### [Goal]
Omit every picture and write out the rest of the records exactly.
-- Begin Supplied material --
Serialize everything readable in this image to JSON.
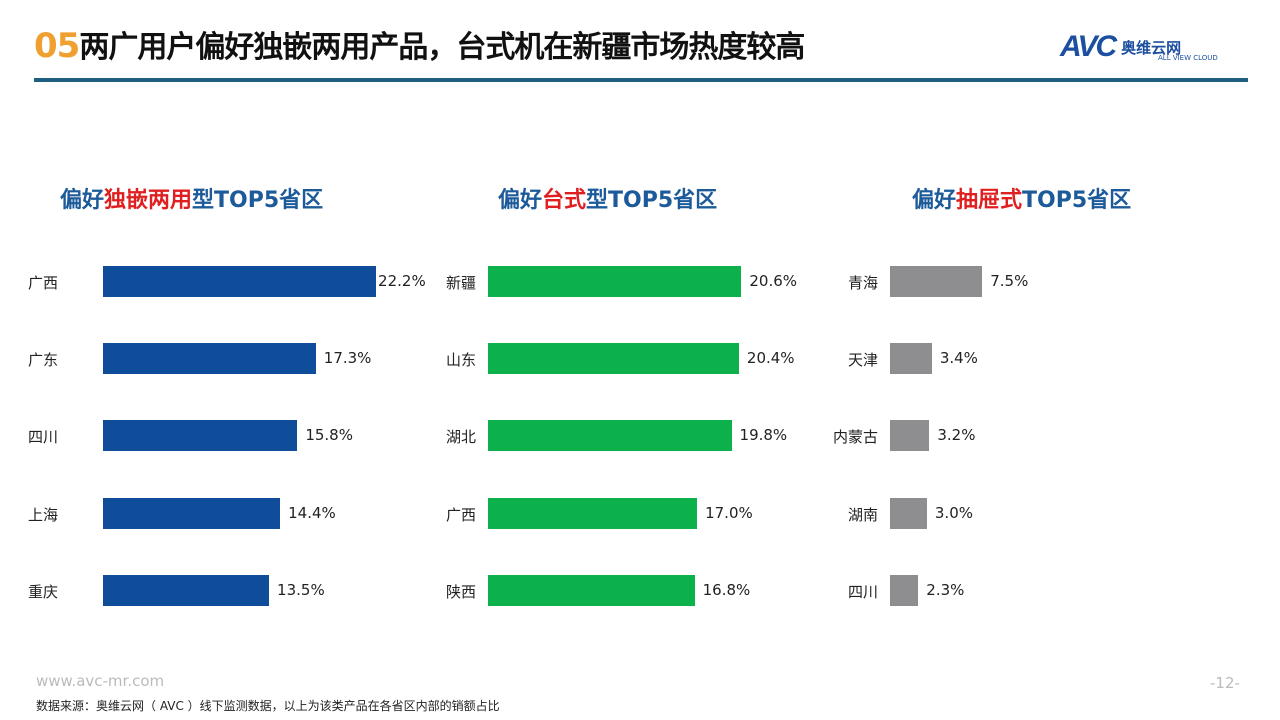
{
  "header": {
    "num": "05",
    "title": "两广用户偏好独嵌两用产品，台式机在新疆市场热度较高"
  },
  "logo": {
    "mark": "AVC",
    "cn": "奥维云网",
    "en": "ALL VIEW CLOUD"
  },
  "footer": {
    "url": "www.avc-mr.com",
    "page": "-12-",
    "source": "数据来源：奥维云网（ AVC ）线下监测数据，以上为该类产品在各省区内部的销额占比"
  },
  "chart_data": [
    {
      "type": "bar",
      "title_prefix": "偏好",
      "title_highlight": "独嵌两用",
      "title_suffix": "型TOP5省区",
      "color": "#0f4c9a",
      "categories": [
        "广西",
        "广东",
        "四川",
        "上海",
        "重庆"
      ],
      "values": [
        22.2,
        17.3,
        15.8,
        14.4,
        13.5
      ],
      "unit": "%"
    },
    {
      "type": "bar",
      "title_prefix": "偏好",
      "title_highlight": "台式",
      "title_suffix": "型TOP5省区",
      "color": "#0db14b",
      "categories": [
        "新疆",
        "山东",
        "湖北",
        "广西",
        "陕西"
      ],
      "values": [
        20.6,
        20.4,
        19.8,
        17.0,
        16.8
      ],
      "unit": "%"
    },
    {
      "type": "bar",
      "title_prefix": "偏好",
      "title_highlight": "抽屉式",
      "title_suffix": "TOP5省区",
      "color": "#8e8e90",
      "categories": [
        "青海",
        "天津",
        "内蒙古",
        "湖南",
        "四川"
      ],
      "values": [
        7.5,
        3.4,
        3.2,
        3.0,
        2.3
      ],
      "unit": "%"
    }
  ]
}
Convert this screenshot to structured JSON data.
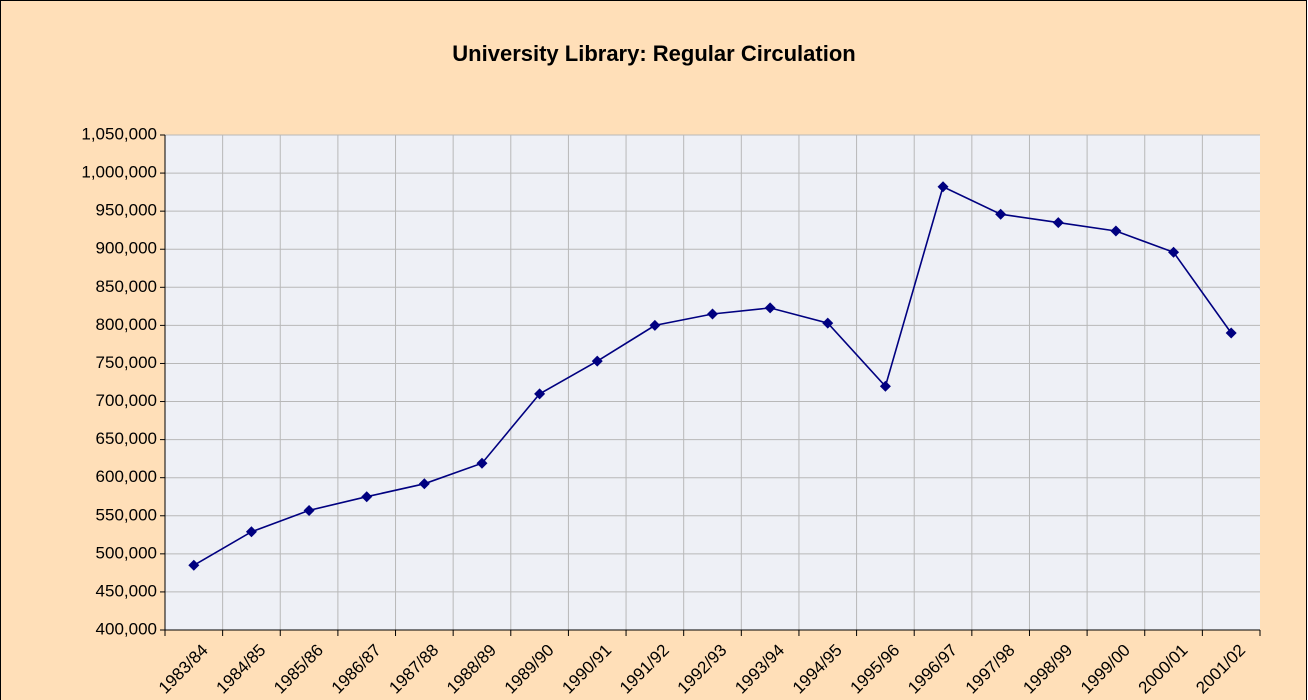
{
  "chart_data": {
    "type": "line",
    "title": "University Library:  Regular Circulation",
    "categories": [
      "1983/84",
      "1984/85",
      "1985/86",
      "1986/87",
      "1987/88",
      "1988/89",
      "1989/90",
      "1990/91",
      "1991/92",
      "1992/93",
      "1993/94",
      "1994/95",
      "1995/96",
      "1996/97",
      "1997/98",
      "1998/99",
      "1999/00",
      "2000/01",
      "2001/02"
    ],
    "values": [
      485000,
      529000,
      557000,
      575000,
      592000,
      619000,
      710000,
      753000,
      800000,
      815000,
      823000,
      803000,
      720000,
      982000,
      946000,
      935000,
      924000,
      896000,
      790000
    ],
    "color": "#000080",
    "ylim": [
      400000,
      1050000
    ],
    "yticks": [
      {
        "value": 400000,
        "label": "400,000"
      },
      {
        "value": 450000,
        "label": "450,000"
      },
      {
        "value": 500000,
        "label": "500,000"
      },
      {
        "value": 550000,
        "label": "550,000"
      },
      {
        "value": 600000,
        "label": "600,000"
      },
      {
        "value": 650000,
        "label": "650,000"
      },
      {
        "value": 700000,
        "label": "700,000"
      },
      {
        "value": 750000,
        "label": "750,000"
      },
      {
        "value": 800000,
        "label": "800,000"
      },
      {
        "value": 850000,
        "label": "850,000"
      },
      {
        "value": 900000,
        "label": "900,000"
      },
      {
        "value": 950000,
        "label": "950,000"
      },
      {
        "value": 1000000,
        "label": "1,000,000"
      },
      {
        "value": 1050000,
        "label": "1,050,000"
      }
    ],
    "grid": true
  }
}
-- End Supplied material --
### [Reply]
Serialize everything readable in this image to JSON.
{
  "header": {
    "num": "05",
    "title": "两广用户偏好独嵌两用产品，台式机在新疆市场热度较高"
  },
  "logo": {
    "mark": "AVC",
    "cn": "奥维云网",
    "en": "ALL VIEW CLOUD"
  },
  "footer": {
    "url": "www.avc-mr.com",
    "page": "-12-",
    "source": "数据来源：奥维云网（ AVC ）线下监测数据，以上为该类产品在各省区内部的销额占比"
  },
  "chart_data": [
    {
      "type": "bar",
      "title_prefix": "偏好",
      "title_highlight": "独嵌两用",
      "title_suffix": "型TOP5省区",
      "color": "#0f4c9a",
      "categories": [
        "广西",
        "广东",
        "四川",
        "上海",
        "重庆"
      ],
      "values": [
        22.2,
        17.3,
        15.8,
        14.4,
        13.5
      ],
      "unit": "%"
    },
    {
      "type": "bar",
      "title_prefix": "偏好",
      "title_highlight": "台式",
      "title_suffix": "型TOP5省区",
      "color": "#0db14b",
      "categories": [
        "新疆",
        "山东",
        "湖北",
        "广西",
        "陕西"
      ],
      "values": [
        20.6,
        20.4,
        19.8,
        17.0,
        16.8
      ],
      "unit": "%"
    },
    {
      "type": "bar",
      "title_prefix": "偏好",
      "title_highlight": "抽屉式",
      "title_suffix": "TOP5省区",
      "color": "#8e8e90",
      "categories": [
        "青海",
        "天津",
        "内蒙古",
        "湖南",
        "四川"
      ],
      "values": [
        7.5,
        3.4,
        3.2,
        3.0,
        2.3
      ],
      "unit": "%"
    }
  ]
}
Convert this screenshot to structured JSON data.
{
  "chart_data": {
    "type": "line",
    "title": "University Library:  Regular Circulation",
    "categories": [
      "1983/84",
      "1984/85",
      "1985/86",
      "1986/87",
      "1987/88",
      "1988/89",
      "1989/90",
      "1990/91",
      "1991/92",
      "1992/93",
      "1993/94",
      "1994/95",
      "1995/96",
      "1996/97",
      "1997/98",
      "1998/99",
      "1999/00",
      "2000/01",
      "2001/02"
    ],
    "values": [
      485000,
      529000,
      557000,
      575000,
      592000,
      619000,
      710000,
      753000,
      800000,
      815000,
      823000,
      803000,
      720000,
      982000,
      946000,
      935000,
      924000,
      896000,
      790000
    ],
    "color": "#000080",
    "ylim": [
      400000,
      1050000
    ],
    "yticks": [
      {
        "value": 400000,
        "label": "400,000"
      },
      {
        "value": 450000,
        "label": "450,000"
      },
      {
        "value": 500000,
        "label": "500,000"
      },
      {
        "value": 550000,
        "label": "550,000"
      },
      {
        "value": 600000,
        "label": "600,000"
      },
      {
        "value": 650000,
        "label": "650,000"
      },
      {
        "value": 700000,
        "label": "700,000"
      },
      {
        "value": 750000,
        "label": "750,000"
      },
      {
        "value": 800000,
        "label": "800,000"
      },
      {
        "value": 850000,
        "label": "850,000"
      },
      {
        "value": 900000,
        "label": "900,000"
      },
      {
        "value": 950000,
        "label": "950,000"
      },
      {
        "value": 1000000,
        "label": "1,000,000"
      },
      {
        "value": 1050000,
        "label": "1,050,000"
      }
    ],
    "grid": true
  }
}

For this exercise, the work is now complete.